本文抜粋 →
((
突然ですが、紙とペンを渡されて「トイレを描いてください」と言われたら、スルスルと描けますか? 誰しもが毎日数回はトイレのお世話になっていると思いますが、トイレがどんな形をしているのか、意識して使っている方は少ないのではないでしょうか?


TOTOには、トイレなど水まわり商品のデザインを担当している部署があります。2023年4月に30周年を迎えたTOTOトイレの最高峰「ネオレスト」シリーズは、TOTOの最先端テクノロジーの搭載はもちろん、デザインにおいてもさらなる高みをめざしてチャレンジを続けてきています。


本ストーリーでは、初代「ネオレストEX」(1993年)のデザイナーで、現在は芝浦工業大学の教授としてプロダクトデザインを教えている橋田規子さんをゲストに迎え、TOTOの現役デザイナーである高橋泰――「ネオレストA」(2006年)など担当、大塚航生――「ネオレストLS」(2022年)など担当――を交えた3人が、ネオレストのデザインにこめた想いを語ります。


第1回目は、住宅用トイレに当たり前にあった“便器の上のタンク”を無くした「タンクレストイレ」という全く新しいジャンルのトイレのデザインを担当した橋田さんを中心に、1993年に誕生した初代「ネオレストEX」について話を伺います。



聞き手:TOTO株式会社 広報部 本社広報グループ 桑原由典




左より橋田規子氏、大塚航生、高橋泰


――――


「ネオレスト発売30周年。トイレデザインの挑戦を歴代デザイナーが語る」は

3話に分けて掲載しています。


第1話:1993年、初代「ネオレストEX」誕生

第2話:シンプルを極めた定番タイプの誕生

第3話:グローバルに拡がる「ネオレスト」の世界


さまざまな経緯でTOTOに入社した3人


――ネオレスト30年の歴史の中で、ターニングポイントとなるモデルのデザインを担当した3人に集まってもらいました。まず最初に、どういった経緯でTOTOに入社したのかを伺えますか?
))
演習課題 →
a. 本文によれば、初代「ネオレストEX」のデザイナーである橋田規子さんは、現在どのような立場で何をしていますか。
b. 本文において、橋田さんが担当した「タンクレストイレ」が「全く新しいジャンルのトイレ」とされているのはなぜですか。本文の記述に基づいて説明してください。
c. 本文に示されている、「ネオレスト発売30周年。トイレデザインの挑戦を歴代デザイナーが語る」の各話の題名をすべて挙げてください。
後に掲げる項目は、解答にあたって参照する必要がありません。

掲載項目 →
((
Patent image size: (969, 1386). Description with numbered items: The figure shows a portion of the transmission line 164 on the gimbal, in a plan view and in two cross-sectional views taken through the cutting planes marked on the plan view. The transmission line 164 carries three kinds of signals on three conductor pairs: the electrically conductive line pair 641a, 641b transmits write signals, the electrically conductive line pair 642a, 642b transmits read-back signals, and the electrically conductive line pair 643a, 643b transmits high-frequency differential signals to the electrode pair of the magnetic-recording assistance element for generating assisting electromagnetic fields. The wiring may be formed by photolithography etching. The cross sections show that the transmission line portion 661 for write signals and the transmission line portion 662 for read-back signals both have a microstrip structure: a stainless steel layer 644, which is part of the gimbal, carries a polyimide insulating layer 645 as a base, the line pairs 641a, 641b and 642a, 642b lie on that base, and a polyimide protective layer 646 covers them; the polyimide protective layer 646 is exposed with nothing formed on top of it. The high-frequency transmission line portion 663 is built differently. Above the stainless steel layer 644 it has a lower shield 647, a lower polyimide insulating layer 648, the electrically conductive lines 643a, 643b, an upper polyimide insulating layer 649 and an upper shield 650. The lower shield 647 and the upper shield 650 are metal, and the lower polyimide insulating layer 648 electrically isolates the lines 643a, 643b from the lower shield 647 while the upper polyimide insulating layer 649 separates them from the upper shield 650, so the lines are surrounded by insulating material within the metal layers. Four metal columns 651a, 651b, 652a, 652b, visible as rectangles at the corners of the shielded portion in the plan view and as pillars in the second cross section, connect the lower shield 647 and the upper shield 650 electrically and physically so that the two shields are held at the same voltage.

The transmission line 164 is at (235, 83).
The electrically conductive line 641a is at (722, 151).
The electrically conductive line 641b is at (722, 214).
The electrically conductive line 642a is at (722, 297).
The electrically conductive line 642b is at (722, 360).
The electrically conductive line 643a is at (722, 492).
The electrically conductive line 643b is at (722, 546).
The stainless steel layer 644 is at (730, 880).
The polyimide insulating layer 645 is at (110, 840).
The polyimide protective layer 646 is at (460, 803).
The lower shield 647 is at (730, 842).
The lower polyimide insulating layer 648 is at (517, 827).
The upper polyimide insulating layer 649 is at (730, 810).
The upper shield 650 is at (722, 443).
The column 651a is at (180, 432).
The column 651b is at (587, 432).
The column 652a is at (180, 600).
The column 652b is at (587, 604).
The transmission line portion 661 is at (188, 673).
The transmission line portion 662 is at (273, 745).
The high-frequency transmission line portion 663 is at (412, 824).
))
課題別解答 →
a. 芝浦工業大学の教授として、プロダクトデザインを教えています。

b. 住宅用トイレには便器の上にタンクがあるのが当たり前でしたが、「タンクレストイレ」はそのタンクを無くしたトイレだからです。

c.
・第1話：1993年、初代「ネオレストEX」誕生
・第2話：シンプルを極めた定番タイプの誕生
・第3話：グローバルに拡がる「ネオレスト」の世界